>>>>>

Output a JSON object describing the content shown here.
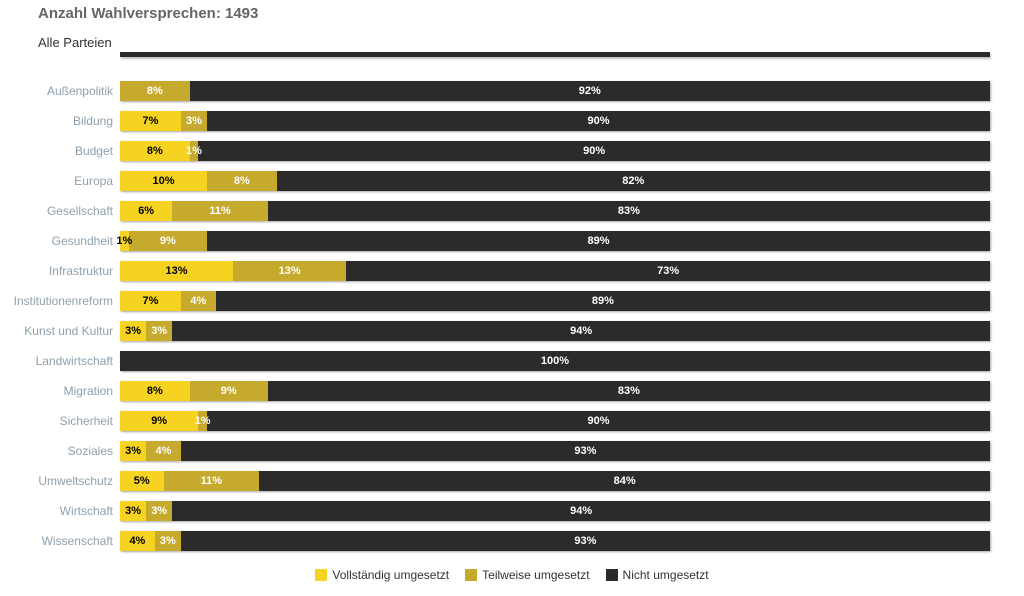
{
  "header": {
    "title": "Anzahl Wahlversprechen: 1493",
    "subtitle": "Alle Parteien"
  },
  "colors": {
    "full": "#F7D321",
    "partial": "#C5AA2D",
    "none": "#2B2B29",
    "label_on_full": "#000000",
    "label_on_partial": "#FFFFFF",
    "label_on_none": "#FFFFFF",
    "category_label": "#8FA0AC",
    "title_text": "#666666"
  },
  "legend": [
    {
      "key": "full",
      "label": "Vollständig umgesetzt"
    },
    {
      "key": "partial",
      "label": "Teilweise umgesetzt"
    },
    {
      "key": "none",
      "label": "Nicht umgesetzt"
    }
  ],
  "chart_data": {
    "type": "bar",
    "stacked": true,
    "orientation": "horizontal",
    "value_suffix": "%",
    "xlim": [
      0,
      100
    ],
    "grid": false,
    "legend_position": "bottom-center",
    "title": "Anzahl Wahlversprechen: 1493",
    "subtitle": "Alle Parteien",
    "categories": [
      "Außenpolitik",
      "Bildung",
      "Budget",
      "Europa",
      "Gesellschaft",
      "Gesundheit",
      "Infrastruktur",
      "Institutionenreform",
      "Kunst und Kultur",
      "Landwirtschaft",
      "Migration",
      "Sicherheit",
      "Soziales",
      "Umweltschutz",
      "Wirtschaft",
      "Wissenschaft"
    ],
    "series": [
      {
        "key": "full",
        "name": "Vollständig umgesetzt",
        "values": [
          0,
          7,
          8,
          10,
          6,
          1,
          13,
          7,
          3,
          0,
          8,
          9,
          3,
          5,
          3,
          4
        ]
      },
      {
        "key": "partial",
        "name": "Teilweise umgesetzt",
        "values": [
          8,
          3,
          1,
          8,
          11,
          9,
          13,
          4,
          3,
          0,
          9,
          1,
          4,
          11,
          3,
          3
        ]
      },
      {
        "key": "none",
        "name": "Nicht umgesetzt",
        "values": [
          92,
          90,
          90,
          82,
          83,
          89,
          73,
          89,
          94,
          100,
          83,
          90,
          93,
          84,
          94,
          93
        ]
      }
    ]
  }
}
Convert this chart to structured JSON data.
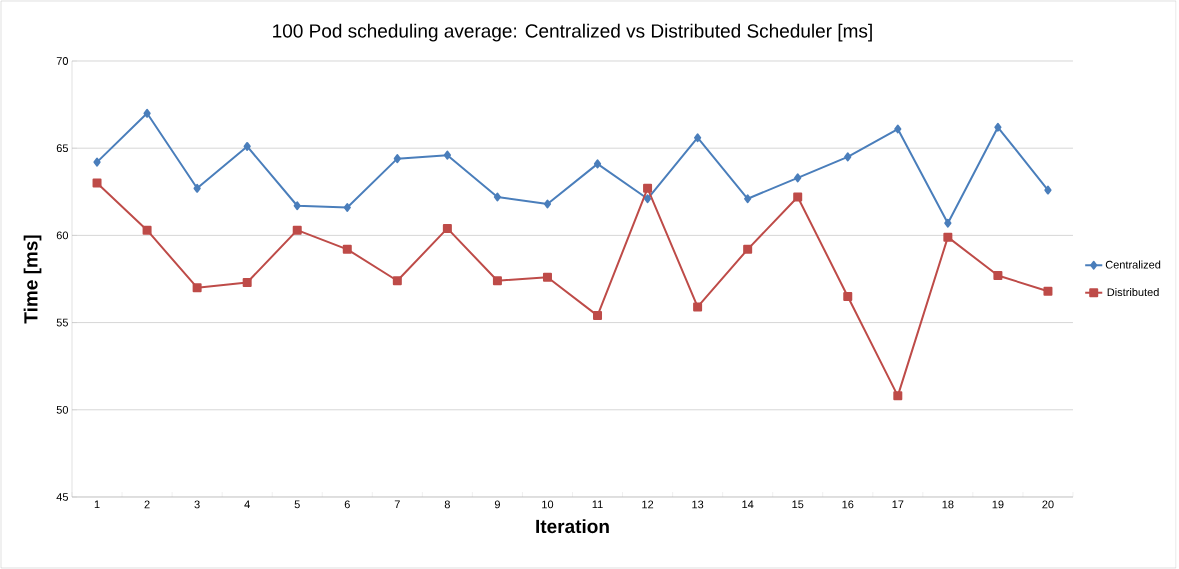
{
  "chart_data": {
    "type": "line",
    "title": "100 Pod scheduling average: Centralized vs Distributed Scheduler [ms]",
    "xlabel": "Iteration",
    "ylabel": "Time [ms]",
    "categories": [
      "1",
      "2",
      "3",
      "4",
      "5",
      "6",
      "7",
      "8",
      "9",
      "10",
      "11",
      "12",
      "13",
      "14",
      "15",
      "16",
      "17",
      "18",
      "19",
      "20"
    ],
    "series": [
      {
        "name": "Centralized",
        "color": "#4a7ebb",
        "marker": "diamond",
        "values": [
          64.2,
          67.0,
          62.7,
          65.1,
          61.7,
          61.6,
          64.4,
          64.6,
          62.2,
          61.8,
          64.1,
          62.1,
          65.6,
          62.1,
          63.3,
          64.5,
          66.1,
          60.7,
          66.2,
          62.6
        ]
      },
      {
        "name": "Distributed",
        "color": "#be4b48",
        "marker": "square",
        "values": [
          63.0,
          60.3,
          57.0,
          57.3,
          60.3,
          59.2,
          57.4,
          60.4,
          57.4,
          57.6,
          55.4,
          62.7,
          55.9,
          59.2,
          62.2,
          56.5,
          50.8,
          59.9,
          57.7,
          56.8
        ]
      }
    ],
    "ylim": [
      45,
      70
    ],
    "yticks": [
      45,
      50,
      55,
      60,
      65,
      70
    ],
    "grid": "y",
    "legend": "right",
    "line_style": "solid"
  }
}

<<<<<

All of the material above needs to be restated exactly, with no pictures.

Output a JSON object describing the content shown here.
{
  "header": {
    "title": "Anzahl Wahlversprechen: 1493",
    "subtitle": "Alle Parteien"
  },
  "colors": {
    "full": "#F7D321",
    "partial": "#C5AA2D",
    "none": "#2B2B29",
    "label_on_full": "#000000",
    "label_on_partial": "#FFFFFF",
    "label_on_none": "#FFFFFF",
    "category_label": "#8FA0AC",
    "title_text": "#666666"
  },
  "legend": [
    {
      "key": "full",
      "label": "Vollständig umgesetzt"
    },
    {
      "key": "partial",
      "label": "Teilweise umgesetzt"
    },
    {
      "key": "none",
      "label": "Nicht umgesetzt"
    }
  ],
  "chart_data": {
    "type": "bar",
    "stacked": true,
    "orientation": "horizontal",
    "value_suffix": "%",
    "xlim": [
      0,
      100
    ],
    "grid": false,
    "legend_position": "bottom-center",
    "title": "Anzahl Wahlversprechen: 1493",
    "subtitle": "Alle Parteien",
    "categories": [
      "Außenpolitik",
      "Bildung",
      "Budget",
      "Europa",
      "Gesellschaft",
      "Gesundheit",
      "Infrastruktur",
      "Institutionenreform",
      "Kunst und Kultur",
      "Landwirtschaft",
      "Migration",
      "Sicherheit",
      "Soziales",
      "Umweltschutz",
      "Wirtschaft",
      "Wissenschaft"
    ],
    "series": [
      {
        "key": "full",
        "name": "Vollständig umgesetzt",
        "values": [
          0,
          7,
          8,
          10,
          6,
          1,
          13,
          7,
          3,
          0,
          8,
          9,
          3,
          5,
          3,
          4
        ]
      },
      {
        "key": "partial",
        "name": "Teilweise umgesetzt",
        "values": [
          8,
          3,
          1,
          8,
          11,
          9,
          13,
          4,
          3,
          0,
          9,
          1,
          4,
          11,
          3,
          3
        ]
      },
      {
        "key": "none",
        "name": "Nicht umgesetzt",
        "values": [
          92,
          90,
          90,
          82,
          83,
          89,
          73,
          89,
          94,
          100,
          83,
          90,
          93,
          84,
          94,
          93
        ]
      }
    ]
  }
}
Convert this chart to structured JSON data.
{
  "chart_data": {
    "type": "line",
    "title": "100 Pod scheduling average: Centralized vs Distributed Scheduler [ms]",
    "xlabel": "Iteration",
    "ylabel": "Time [ms]",
    "categories": [
      "1",
      "2",
      "3",
      "4",
      "5",
      "6",
      "7",
      "8",
      "9",
      "10",
      "11",
      "12",
      "13",
      "14",
      "15",
      "16",
      "17",
      "18",
      "19",
      "20"
    ],
    "series": [
      {
        "name": "Centralized",
        "color": "#4a7ebb",
        "marker": "diamond",
        "values": [
          64.2,
          67.0,
          62.7,
          65.1,
          61.7,
          61.6,
          64.4,
          64.6,
          62.2,
          61.8,
          64.1,
          62.1,
          65.6,
          62.1,
          63.3,
          64.5,
          66.1,
          60.7,
          66.2,
          62.6
        ]
      },
      {
        "name": "Distributed",
        "color": "#be4b48",
        "marker": "square",
        "values": [
          63.0,
          60.3,
          57.0,
          57.3,
          60.3,
          59.2,
          57.4,
          60.4,
          57.4,
          57.6,
          55.4,
          62.7,
          55.9,
          59.2,
          62.2,
          56.5,
          50.8,
          59.9,
          57.7,
          56.8
        ]
      }
    ],
    "ylim": [
      45,
      70
    ],
    "yticks": [
      45,
      50,
      55,
      60,
      65,
      70
    ],
    "grid": "y",
    "legend": "right",
    "line_style": "solid"
  }
}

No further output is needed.